(Work to be completed):
Beginning with the line in which "OCR this image." appears, transcribe each line word for word until the records end. Do not include pictures.

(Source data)
[start]

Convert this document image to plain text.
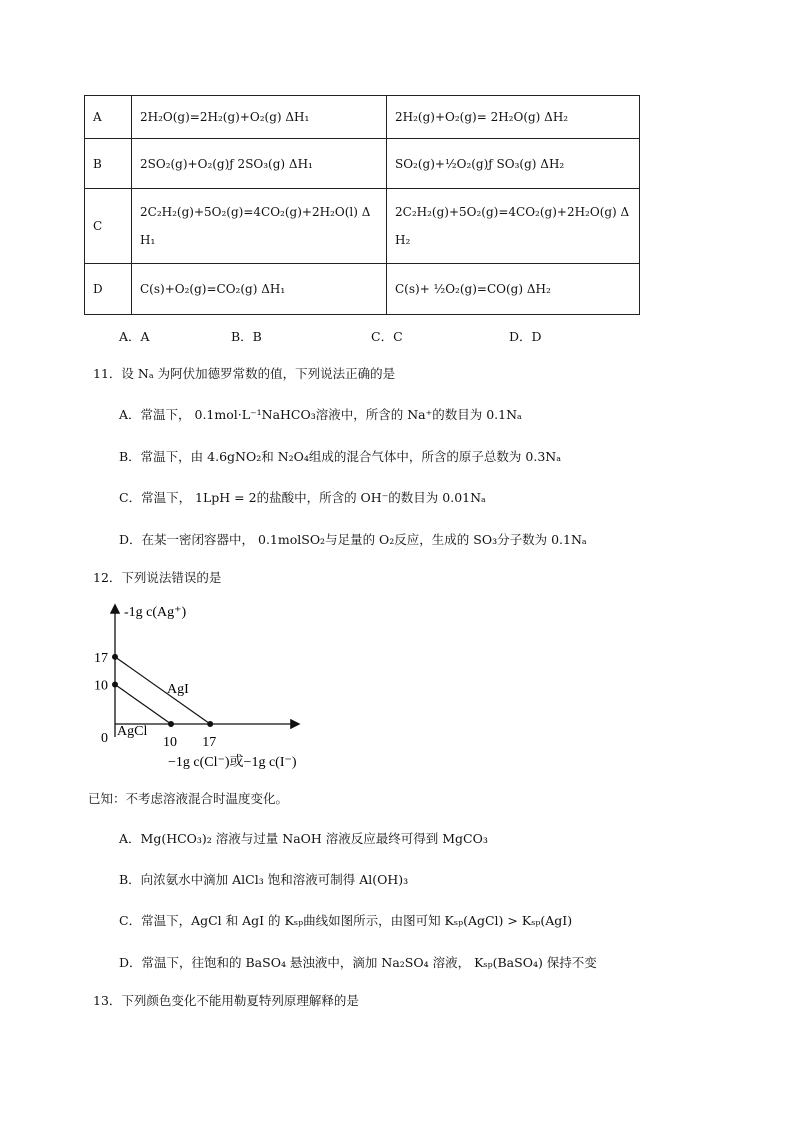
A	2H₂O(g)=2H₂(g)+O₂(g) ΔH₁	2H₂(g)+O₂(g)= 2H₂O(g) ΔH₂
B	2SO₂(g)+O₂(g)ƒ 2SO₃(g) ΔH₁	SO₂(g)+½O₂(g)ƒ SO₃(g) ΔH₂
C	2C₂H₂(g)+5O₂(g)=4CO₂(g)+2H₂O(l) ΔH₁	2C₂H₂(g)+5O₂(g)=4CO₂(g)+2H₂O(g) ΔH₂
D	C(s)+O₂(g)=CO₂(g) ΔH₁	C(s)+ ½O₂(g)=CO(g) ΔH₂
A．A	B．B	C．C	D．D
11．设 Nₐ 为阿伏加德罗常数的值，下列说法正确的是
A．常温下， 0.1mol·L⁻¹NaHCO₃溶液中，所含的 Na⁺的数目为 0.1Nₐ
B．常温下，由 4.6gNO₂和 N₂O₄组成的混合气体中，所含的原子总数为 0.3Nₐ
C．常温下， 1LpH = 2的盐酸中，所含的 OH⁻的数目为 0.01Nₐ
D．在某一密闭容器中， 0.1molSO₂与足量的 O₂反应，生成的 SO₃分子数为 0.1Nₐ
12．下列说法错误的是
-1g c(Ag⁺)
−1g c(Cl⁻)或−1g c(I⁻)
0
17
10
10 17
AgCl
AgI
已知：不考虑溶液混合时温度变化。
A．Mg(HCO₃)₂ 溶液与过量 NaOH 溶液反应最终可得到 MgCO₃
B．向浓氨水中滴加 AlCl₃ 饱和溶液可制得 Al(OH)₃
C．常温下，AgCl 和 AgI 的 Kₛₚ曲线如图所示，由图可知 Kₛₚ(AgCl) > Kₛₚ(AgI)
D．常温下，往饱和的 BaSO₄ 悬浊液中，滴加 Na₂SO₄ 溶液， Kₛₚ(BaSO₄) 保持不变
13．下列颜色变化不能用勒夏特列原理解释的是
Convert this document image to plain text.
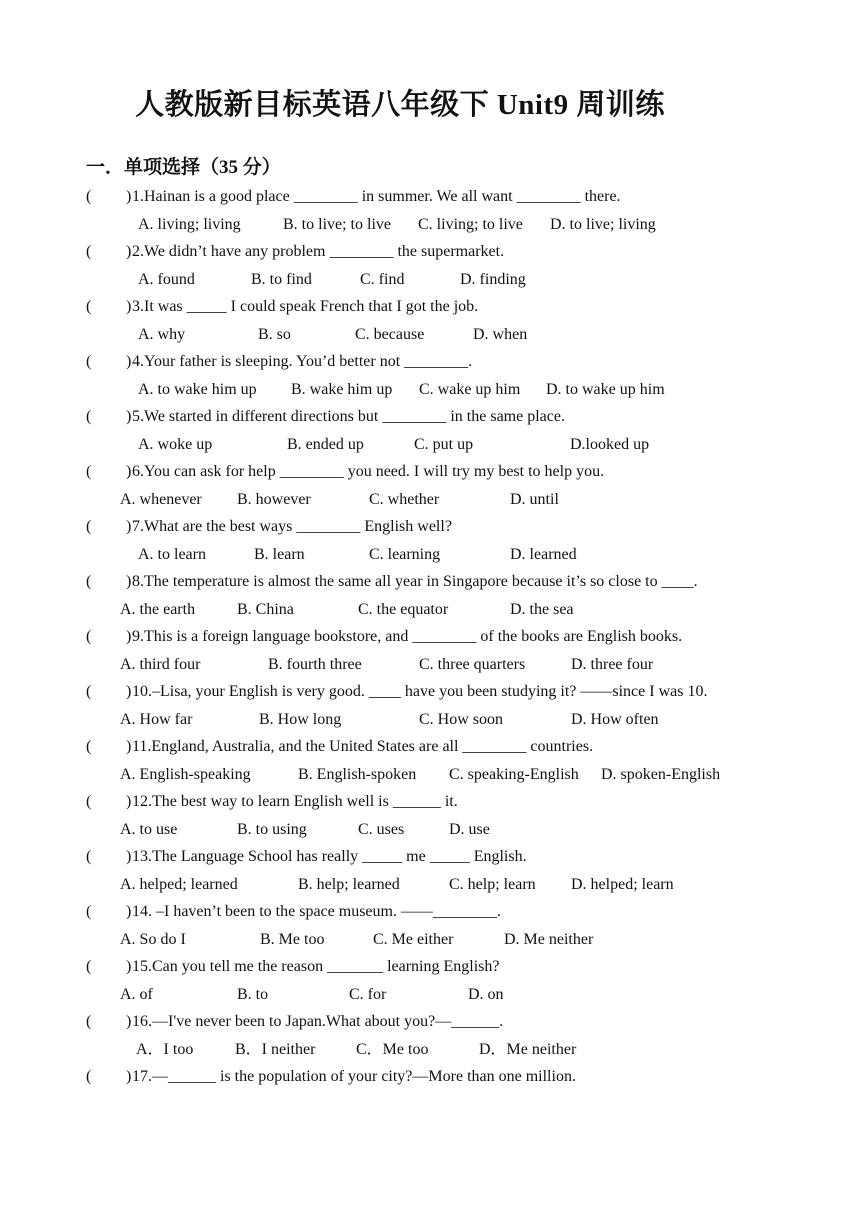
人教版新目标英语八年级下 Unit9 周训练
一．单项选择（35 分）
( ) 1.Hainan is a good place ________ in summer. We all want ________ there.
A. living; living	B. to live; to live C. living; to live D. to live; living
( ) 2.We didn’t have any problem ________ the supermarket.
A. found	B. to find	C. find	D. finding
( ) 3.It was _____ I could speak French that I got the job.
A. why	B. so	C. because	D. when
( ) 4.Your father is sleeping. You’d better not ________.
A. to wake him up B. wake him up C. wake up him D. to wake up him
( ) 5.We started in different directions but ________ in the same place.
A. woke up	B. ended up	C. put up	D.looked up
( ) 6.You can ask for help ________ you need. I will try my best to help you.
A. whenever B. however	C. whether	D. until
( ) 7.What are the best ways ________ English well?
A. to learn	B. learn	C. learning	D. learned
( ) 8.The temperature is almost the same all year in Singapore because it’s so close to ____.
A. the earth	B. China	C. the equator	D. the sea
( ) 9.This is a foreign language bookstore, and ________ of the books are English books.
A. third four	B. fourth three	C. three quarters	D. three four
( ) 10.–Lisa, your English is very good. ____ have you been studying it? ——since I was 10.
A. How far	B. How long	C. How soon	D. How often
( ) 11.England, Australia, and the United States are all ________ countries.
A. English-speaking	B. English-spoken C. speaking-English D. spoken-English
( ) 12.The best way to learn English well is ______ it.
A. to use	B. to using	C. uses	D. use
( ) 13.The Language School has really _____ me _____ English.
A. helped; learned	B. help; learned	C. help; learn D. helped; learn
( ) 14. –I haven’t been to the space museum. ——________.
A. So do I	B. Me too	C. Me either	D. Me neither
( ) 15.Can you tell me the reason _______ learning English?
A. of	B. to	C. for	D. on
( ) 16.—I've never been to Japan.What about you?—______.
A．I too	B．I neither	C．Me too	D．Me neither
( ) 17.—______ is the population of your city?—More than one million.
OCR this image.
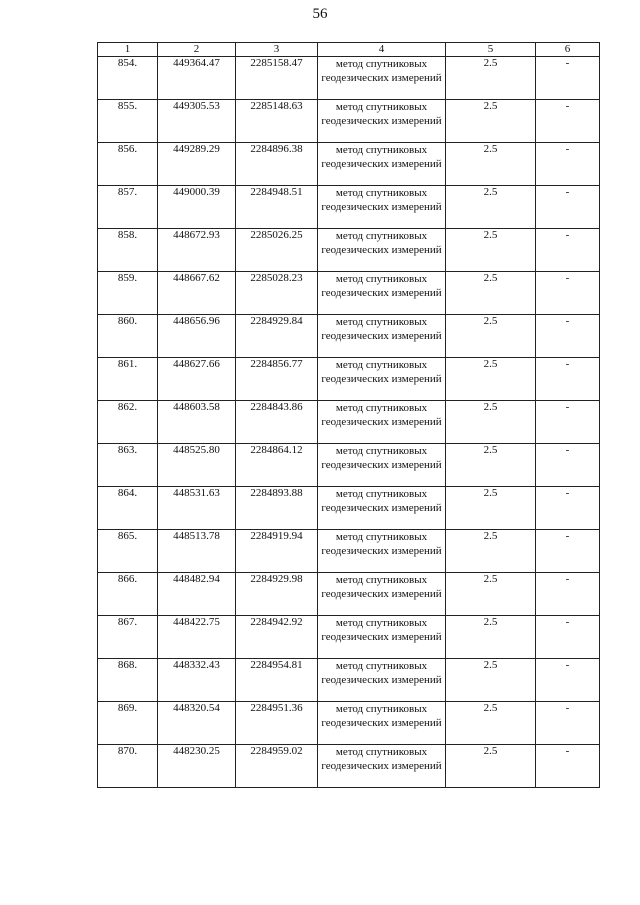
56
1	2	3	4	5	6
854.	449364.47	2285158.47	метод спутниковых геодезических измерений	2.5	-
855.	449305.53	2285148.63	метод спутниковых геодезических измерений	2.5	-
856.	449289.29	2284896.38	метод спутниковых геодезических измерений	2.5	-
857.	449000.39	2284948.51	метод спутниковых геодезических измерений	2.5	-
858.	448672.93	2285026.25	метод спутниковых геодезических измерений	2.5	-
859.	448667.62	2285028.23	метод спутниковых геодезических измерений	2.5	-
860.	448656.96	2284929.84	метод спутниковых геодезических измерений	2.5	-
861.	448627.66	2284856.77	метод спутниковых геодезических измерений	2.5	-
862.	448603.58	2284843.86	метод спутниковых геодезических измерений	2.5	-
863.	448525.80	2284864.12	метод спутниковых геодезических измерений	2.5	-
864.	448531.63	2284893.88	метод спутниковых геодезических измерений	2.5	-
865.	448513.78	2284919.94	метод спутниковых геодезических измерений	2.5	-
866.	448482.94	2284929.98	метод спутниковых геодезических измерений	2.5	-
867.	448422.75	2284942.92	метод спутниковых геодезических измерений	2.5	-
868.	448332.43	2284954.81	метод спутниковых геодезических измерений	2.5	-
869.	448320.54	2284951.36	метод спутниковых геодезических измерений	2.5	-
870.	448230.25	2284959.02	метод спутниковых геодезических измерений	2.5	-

[end]

(Answer):
OCR this image.
56
1	2	3	4	5	6
854.	449364.47	2285158.47	метод спутниковых геодезических измерений	2.5	-
855.	449305.53	2285148.63	метод спутниковых геодезических измерений	2.5	-
856.	449289.29	2284896.38	метод спутниковых геодезических измерений	2.5	-
857.	449000.39	2284948.51	метод спутниковых геодезических измерений	2.5	-
858.	448672.93	2285026.25	метод спутниковых геодезических измерений	2.5	-
859.	448667.62	2285028.23	метод спутниковых геодезических измерений	2.5	-
860.	448656.96	2284929.84	метод спутниковых геодезических измерений	2.5	-
861.	448627.66	2284856.77	метод спутниковых геодезических измерений	2.5	-
862.	448603.58	2284843.86	метод спутниковых геодезических измерений	2.5	-
863.	448525.80	2284864.12	метод спутниковых геодезических измерений	2.5	-
864.	448531.63	2284893.88	метод спутниковых геодезических измерений	2.5	-
865.	448513.78	2284919.94	метод спутниковых геодезических измерений	2.5	-
866.	448482.94	2284929.98	метод спутниковых геодезических измерений	2.5	-
867.	448422.75	2284942.92	метод спутниковых геодезических измерений	2.5	-
868.	448332.43	2284954.81	метод спутниковых геодезических измерений	2.5	-
869.	448320.54	2284951.36	метод спутниковых геодезических измерений	2.5	-
870.	448230.25	2284959.02	метод спутниковых геодезических измерений	2.5	-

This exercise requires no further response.